_EXERCISE PROMPT_
Every line below is to be copied exactly, with the pictures left out.

_ENTRIES PROVIDED_
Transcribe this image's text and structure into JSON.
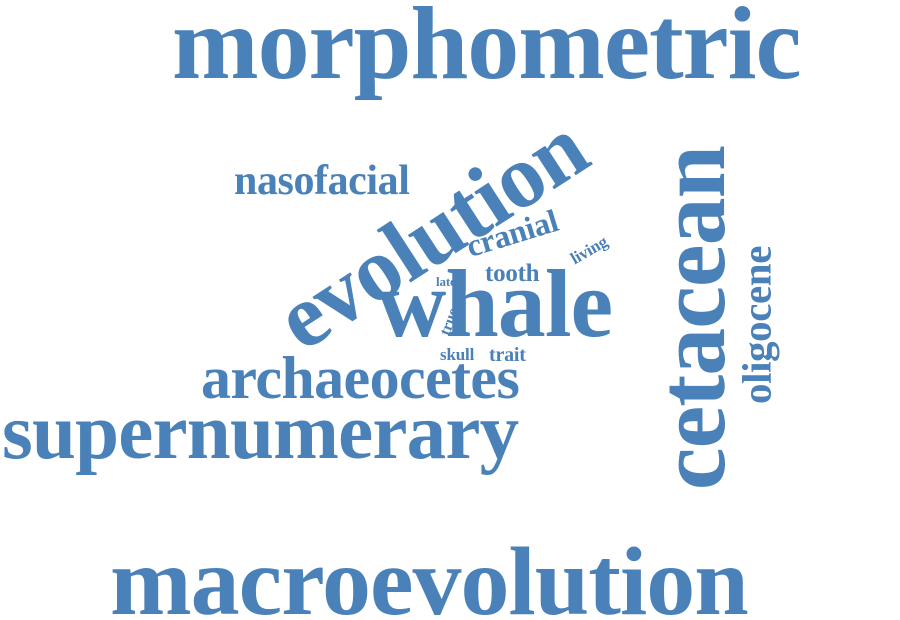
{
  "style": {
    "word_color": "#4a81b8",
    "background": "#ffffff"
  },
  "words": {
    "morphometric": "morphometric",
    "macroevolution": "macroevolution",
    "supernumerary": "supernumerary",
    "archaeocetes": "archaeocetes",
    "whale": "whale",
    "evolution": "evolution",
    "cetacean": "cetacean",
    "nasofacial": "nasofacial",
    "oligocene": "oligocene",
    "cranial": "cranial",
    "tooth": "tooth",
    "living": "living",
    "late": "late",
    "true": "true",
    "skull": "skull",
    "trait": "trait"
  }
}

_SOLVED EXERCISE_
Transcribe this image's text and structure into JSON.
{
  "style": {
    "word_color": "#4a81b8",
    "background": "#ffffff"
  },
  "words": {
    "morphometric": "morphometric",
    "macroevolution": "macroevolution",
    "supernumerary": "supernumerary",
    "archaeocetes": "archaeocetes",
    "whale": "whale",
    "evolution": "evolution",
    "cetacean": "cetacean",
    "nasofacial": "nasofacial",
    "oligocene": "oligocene",
    "cranial": "cranial",
    "tooth": "tooth",
    "living": "living",
    "late": "late",
    "true": "true",
    "skull": "skull",
    "trait": "trait"
  }
}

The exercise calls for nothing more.